## Directive
In the material below, the lines containing the word "name" are required; copy each of them.

## Provided data
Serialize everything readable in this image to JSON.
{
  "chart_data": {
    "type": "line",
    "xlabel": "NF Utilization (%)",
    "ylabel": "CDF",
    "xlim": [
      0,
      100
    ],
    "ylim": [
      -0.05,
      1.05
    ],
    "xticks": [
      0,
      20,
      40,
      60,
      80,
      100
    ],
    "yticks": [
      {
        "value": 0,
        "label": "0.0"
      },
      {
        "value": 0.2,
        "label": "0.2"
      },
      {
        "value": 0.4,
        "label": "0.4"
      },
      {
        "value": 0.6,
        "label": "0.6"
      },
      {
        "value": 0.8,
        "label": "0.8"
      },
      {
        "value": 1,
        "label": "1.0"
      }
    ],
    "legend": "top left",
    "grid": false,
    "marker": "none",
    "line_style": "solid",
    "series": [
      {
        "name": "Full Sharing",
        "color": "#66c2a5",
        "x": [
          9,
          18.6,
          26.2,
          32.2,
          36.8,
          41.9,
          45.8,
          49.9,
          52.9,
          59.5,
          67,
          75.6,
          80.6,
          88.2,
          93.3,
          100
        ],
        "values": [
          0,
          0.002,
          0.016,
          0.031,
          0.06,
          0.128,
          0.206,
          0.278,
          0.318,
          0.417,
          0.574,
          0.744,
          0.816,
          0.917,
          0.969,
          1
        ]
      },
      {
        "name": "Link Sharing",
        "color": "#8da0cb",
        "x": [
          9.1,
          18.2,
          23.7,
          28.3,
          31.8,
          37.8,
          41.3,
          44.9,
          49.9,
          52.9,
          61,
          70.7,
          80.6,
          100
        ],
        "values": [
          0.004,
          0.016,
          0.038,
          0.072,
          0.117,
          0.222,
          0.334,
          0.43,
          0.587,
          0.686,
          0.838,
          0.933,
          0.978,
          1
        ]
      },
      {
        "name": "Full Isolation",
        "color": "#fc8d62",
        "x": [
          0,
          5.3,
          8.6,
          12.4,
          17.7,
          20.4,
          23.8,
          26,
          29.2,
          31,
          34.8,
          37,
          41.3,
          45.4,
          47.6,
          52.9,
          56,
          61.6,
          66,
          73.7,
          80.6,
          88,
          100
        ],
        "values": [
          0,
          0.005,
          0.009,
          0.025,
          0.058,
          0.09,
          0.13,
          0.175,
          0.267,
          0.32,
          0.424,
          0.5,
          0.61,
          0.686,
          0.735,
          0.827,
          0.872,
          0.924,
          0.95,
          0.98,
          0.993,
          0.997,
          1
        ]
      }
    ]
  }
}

## Finished exercise
        "name": "Full Sharing",
        "name": "Link Sharing",
        "name": "Full Isolation",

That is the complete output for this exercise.